(REQUEST): Quote the following lines verbatim, reproducing every one of them exactly as given.

(GIVEN INFORMATION):

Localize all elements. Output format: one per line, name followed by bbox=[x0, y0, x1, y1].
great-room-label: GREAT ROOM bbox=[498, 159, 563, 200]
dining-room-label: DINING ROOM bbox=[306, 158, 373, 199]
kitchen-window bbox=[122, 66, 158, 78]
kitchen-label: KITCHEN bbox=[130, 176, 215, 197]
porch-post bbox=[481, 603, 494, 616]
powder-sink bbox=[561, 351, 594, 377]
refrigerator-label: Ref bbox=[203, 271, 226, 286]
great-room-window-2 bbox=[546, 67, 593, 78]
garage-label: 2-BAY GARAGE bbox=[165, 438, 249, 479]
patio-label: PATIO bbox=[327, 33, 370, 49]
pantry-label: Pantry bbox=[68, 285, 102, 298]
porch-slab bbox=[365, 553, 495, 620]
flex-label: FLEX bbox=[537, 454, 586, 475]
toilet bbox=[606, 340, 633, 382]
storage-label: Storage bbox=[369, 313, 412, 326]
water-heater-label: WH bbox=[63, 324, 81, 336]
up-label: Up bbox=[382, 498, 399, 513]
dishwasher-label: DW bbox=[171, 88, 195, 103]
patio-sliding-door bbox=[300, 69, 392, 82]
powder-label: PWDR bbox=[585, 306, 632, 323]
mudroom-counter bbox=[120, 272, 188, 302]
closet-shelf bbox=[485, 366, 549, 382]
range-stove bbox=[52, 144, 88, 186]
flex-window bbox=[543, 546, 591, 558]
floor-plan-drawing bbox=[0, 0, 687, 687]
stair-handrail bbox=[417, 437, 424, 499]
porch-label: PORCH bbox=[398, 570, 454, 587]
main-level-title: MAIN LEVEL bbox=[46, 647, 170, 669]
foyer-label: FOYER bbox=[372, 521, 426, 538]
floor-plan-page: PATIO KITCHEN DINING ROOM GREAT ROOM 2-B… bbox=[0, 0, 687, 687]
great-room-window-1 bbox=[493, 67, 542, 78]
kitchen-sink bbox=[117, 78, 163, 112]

(TASK OUTPUT):
Localize all elements. Output format: one per line, name followed by bbox=[x0, y0, x1, y1].
great-room-label: GREAT ROOM bbox=[498, 159, 563, 200]
dining-room-label: DINING ROOM bbox=[306, 158, 373, 199]
kitchen-window bbox=[122, 66, 158, 78]
kitchen-label: KITCHEN bbox=[130, 176, 215, 197]
porch-post bbox=[481, 603, 494, 616]
powder-sink bbox=[561, 351, 594, 377]
refrigerator-label: Ref bbox=[203, 271, 226, 286]
great-room-window-2 bbox=[546, 67, 593, 78]
garage-label: 2-BAY GARAGE bbox=[165, 438, 249, 479]
patio-label: PATIO bbox=[327, 33, 370, 49]
pantry-label: Pantry bbox=[68, 285, 102, 298]
porch-slab bbox=[365, 553, 495, 620]
flex-label: FLEX bbox=[537, 454, 586, 475]
toilet bbox=[606, 340, 633, 382]
storage-label: Storage bbox=[369, 313, 412, 326]
water-heater-label: WH bbox=[63, 324, 81, 336]
up-label: Up bbox=[382, 498, 399, 513]
dishwasher-label: DW bbox=[171, 88, 195, 103]
patio-sliding-door bbox=[300, 69, 392, 82]
powder-label: PWDR bbox=[585, 306, 632, 323]
mudroom-counter bbox=[120, 272, 188, 302]
closet-shelf bbox=[485, 366, 549, 382]
range-stove bbox=[52, 144, 88, 186]
flex-window bbox=[543, 546, 591, 558]
floor-plan-drawing bbox=[0, 0, 687, 687]
stair-handrail bbox=[417, 437, 424, 499]
porch-label: PORCH bbox=[398, 570, 454, 587]
main-level-title: MAIN LEVEL bbox=[46, 647, 170, 669]
foyer-label: FOYER bbox=[372, 521, 426, 538]
floor-plan-page: PATIO KITCHEN DINING ROOM GREAT ROOM 2-B… bbox=[0, 0, 687, 687]
great-room-window-1 bbox=[493, 67, 542, 78]
kitchen-sink bbox=[117, 78, 163, 112]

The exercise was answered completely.